══ GIVEN DATA

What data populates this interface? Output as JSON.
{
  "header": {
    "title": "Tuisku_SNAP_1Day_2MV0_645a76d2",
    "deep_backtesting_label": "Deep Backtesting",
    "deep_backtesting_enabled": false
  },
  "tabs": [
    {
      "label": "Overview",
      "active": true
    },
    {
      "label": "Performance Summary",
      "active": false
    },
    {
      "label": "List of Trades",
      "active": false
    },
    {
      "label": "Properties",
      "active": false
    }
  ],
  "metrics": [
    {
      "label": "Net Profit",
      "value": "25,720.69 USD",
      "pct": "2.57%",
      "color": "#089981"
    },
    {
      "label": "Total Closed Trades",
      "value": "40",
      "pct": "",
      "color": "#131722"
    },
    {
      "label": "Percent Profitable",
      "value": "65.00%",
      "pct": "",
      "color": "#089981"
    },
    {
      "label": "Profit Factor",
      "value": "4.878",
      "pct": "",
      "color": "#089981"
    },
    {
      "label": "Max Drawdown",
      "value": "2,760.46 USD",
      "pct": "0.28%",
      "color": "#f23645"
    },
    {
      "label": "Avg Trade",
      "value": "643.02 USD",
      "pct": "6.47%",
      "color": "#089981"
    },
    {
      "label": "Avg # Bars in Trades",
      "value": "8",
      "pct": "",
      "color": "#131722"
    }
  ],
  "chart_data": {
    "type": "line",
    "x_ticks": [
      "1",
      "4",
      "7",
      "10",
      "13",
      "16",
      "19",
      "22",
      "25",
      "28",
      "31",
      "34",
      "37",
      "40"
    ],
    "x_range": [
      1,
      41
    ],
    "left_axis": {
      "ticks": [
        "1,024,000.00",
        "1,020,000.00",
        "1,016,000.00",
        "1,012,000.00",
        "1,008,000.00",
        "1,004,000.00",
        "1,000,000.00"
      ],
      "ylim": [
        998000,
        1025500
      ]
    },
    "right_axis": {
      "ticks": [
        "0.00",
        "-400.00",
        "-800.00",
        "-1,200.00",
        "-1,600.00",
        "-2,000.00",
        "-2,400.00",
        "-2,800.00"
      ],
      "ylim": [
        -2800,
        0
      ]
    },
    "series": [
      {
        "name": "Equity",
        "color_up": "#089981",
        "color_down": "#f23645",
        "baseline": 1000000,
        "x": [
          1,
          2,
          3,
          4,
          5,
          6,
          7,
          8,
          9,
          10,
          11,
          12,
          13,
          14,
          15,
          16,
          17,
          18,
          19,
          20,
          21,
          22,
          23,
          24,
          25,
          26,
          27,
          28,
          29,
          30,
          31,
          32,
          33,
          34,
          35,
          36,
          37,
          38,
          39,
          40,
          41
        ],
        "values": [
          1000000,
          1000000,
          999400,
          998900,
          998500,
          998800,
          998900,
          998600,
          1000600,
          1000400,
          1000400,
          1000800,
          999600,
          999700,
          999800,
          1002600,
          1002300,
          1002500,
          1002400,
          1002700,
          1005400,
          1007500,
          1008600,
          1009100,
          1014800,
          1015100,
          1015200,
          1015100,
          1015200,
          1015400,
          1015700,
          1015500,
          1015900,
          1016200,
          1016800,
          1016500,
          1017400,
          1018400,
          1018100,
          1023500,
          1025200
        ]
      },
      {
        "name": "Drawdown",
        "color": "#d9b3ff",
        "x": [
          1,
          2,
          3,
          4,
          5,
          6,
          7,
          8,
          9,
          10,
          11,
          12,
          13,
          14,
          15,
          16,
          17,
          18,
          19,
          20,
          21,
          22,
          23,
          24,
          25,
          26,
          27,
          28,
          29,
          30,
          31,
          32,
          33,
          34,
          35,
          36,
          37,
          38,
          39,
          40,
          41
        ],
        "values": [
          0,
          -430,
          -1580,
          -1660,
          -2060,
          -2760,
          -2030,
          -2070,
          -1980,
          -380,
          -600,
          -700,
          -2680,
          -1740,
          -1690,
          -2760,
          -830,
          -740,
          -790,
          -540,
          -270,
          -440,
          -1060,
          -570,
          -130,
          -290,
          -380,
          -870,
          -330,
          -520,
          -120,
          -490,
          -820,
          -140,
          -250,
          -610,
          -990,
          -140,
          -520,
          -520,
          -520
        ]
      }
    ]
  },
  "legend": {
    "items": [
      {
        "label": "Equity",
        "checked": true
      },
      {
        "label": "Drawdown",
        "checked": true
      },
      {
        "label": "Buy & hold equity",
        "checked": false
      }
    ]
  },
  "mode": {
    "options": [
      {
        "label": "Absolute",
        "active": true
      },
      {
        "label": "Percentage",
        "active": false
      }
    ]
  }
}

════

| REQUIREMENT |
Copy each record from above without leaving any out.

| TASK OUTPUT |
What data populates this interface? Output as JSON.
{
  "header": {
    "title": "Tuisku_SNAP_1Day_2MV0_645a76d2",
    "deep_backtesting_label": "Deep Backtesting",
    "deep_backtesting_enabled": false
  },
  "tabs": [
    {
      "label": "Overview",
      "active": true
    },
    {
      "label": "Performance Summary",
      "active": false
    },
    {
      "label": "List of Trades",
      "active": false
    },
    {
      "label": "Properties",
      "active": false
    }
  ],
  "metrics": [
    {
      "label": "Net Profit",
      "value": "25,720.69 USD",
      "pct": "2.57%",
      "color": "#089981"
    },
    {
      "label": "Total Closed Trades",
      "value": "40",
      "pct": "",
      "color": "#131722"
    },
    {
      "label": "Percent Profitable",
      "value": "65.00%",
      "pct": "",
      "color": "#089981"
    },
    {
      "label": "Profit Factor",
      "value": "4.878",
      "pct": "",
      "color": "#089981"
    },
    {
      "label": "Max Drawdown",
      "value": "2,760.46 USD",
      "pct": "0.28%",
      "color": "#f23645"
    },
    {
      "label": "Avg Trade",
      "value": "643.02 USD",
      "pct": "6.47%",
      "color": "#089981"
    },
    {
      "label": "Avg # Bars in Trades",
      "value": "8",
      "pct": "",
      "color": "#131722"
    }
  ],
  "chart_data": {
    "type": "line",
    "x_ticks": [
      "1",
      "4",
      "7",
      "10",
      "13",
      "16",
      "19",
      "22",
      "25",
      "28",
      "31",
      "34",
      "37",
      "40"
    ],
    "x_range": [
      1,
      41
    ],
    "left_axis": {
      "ticks": [
        "1,024,000.00",
        "1,020,000.00",
        "1,016,000.00",
        "1,012,000.00",
        "1,008,000.00",
        "1,004,000.00",
        "1,000,000.00"
      ],
      "ylim": [
        998000,
        1025500
      ]
    },
    "right_axis": {
      "ticks": [
        "0.00",
        "-400.00",
        "-800.00",
        "-1,200.00",
        "-1,600.00",
        "-2,000.00",
        "-2,400.00",
        "-2,800.00"
      ],
      "ylim": [
        -2800,
        0
      ]
    },
    "series": [
      {
        "name": "Equity",
        "color_up": "#089981",
        "color_down": "#f23645",
        "baseline": 1000000,
        "x": [
          1,
          2,
          3,
          4,
          5,
          6,
          7,
          8,
          9,
          10,
          11,
          12,
          13,
          14,
          15,
          16,
          17,
          18,
          19,
          20,
          21,
          22,
          23,
          24,
          25,
          26,
          27,
          28,
          29,
          30,
          31,
          32,
          33,
          34,
          35,
          36,
          37,
          38,
          39,
          40,
          41
        ],
        "values": [
          1000000,
          1000000,
          999400,
          998900,
          998500,
          998800,
          998900,
          998600,
          1000600,
          1000400,
          1000400,
          1000800,
          999600,
          999700,
          999800,
          1002600,
          1002300,
          1002500,
          1002400,
          1002700,
          1005400,
          1007500,
          1008600,
          1009100,
          1014800,
          1015100,
          1015200,
          1015100,
          1015200,
          1015400,
          1015700,
          1015500,
          1015900,
          1016200,
          1016800,
          1016500,
          1017400,
          1018400,
          1018100,
          1023500,
          1025200
        ]
      },
      {
        "name": "Drawdown",
        "color": "#d9b3ff",
        "x": [
          1,
          2,
          3,
          4,
          5,
          6,
          7,
          8,
          9,
          10,
          11,
          12,
          13,
          14,
          15,
          16,
          17,
          18,
          19,
          20,
          21,
          22,
          23,
          24,
          25,
          26,
          27,
          28,
          29,
          30,
          31,
          32,
          33,
          34,
          35,
          36,
          37,
          38,
          39,
          40,
          41
        ],
        "values": [
          0,
          -430,
          -1580,
          -1660,
          -2060,
          -2760,
          -2030,
          -2070,
          -1980,
          -380,
          -600,
          -700,
          -2680,
          -1740,
          -1690,
          -2760,
          -830,
          -740,
          -790,
          -540,
          -270,
          -440,
          -1060,
          -570,
          -130,
          -290,
          -380,
          -870,
          -330,
          -520,
          -120,
          -490,
          -820,
          -140,
          -250,
          -610,
          -990,
          -140,
          -520,
          -520,
          -520
        ]
      }
    ]
  },
  "legend": {
    "items": [
      {
        "label": "Equity",
        "checked": true
      },
      {
        "label": "Drawdown",
        "checked": true
      },
      {
        "label": "Buy & hold equity",
        "checked": false
      }
    ]
  },
  "mode": {
    "options": [
      {
        "label": "Absolute",
        "active": true
      },
      {
        "label": "Percentage",
        "active": false
      }
    ]
  }
}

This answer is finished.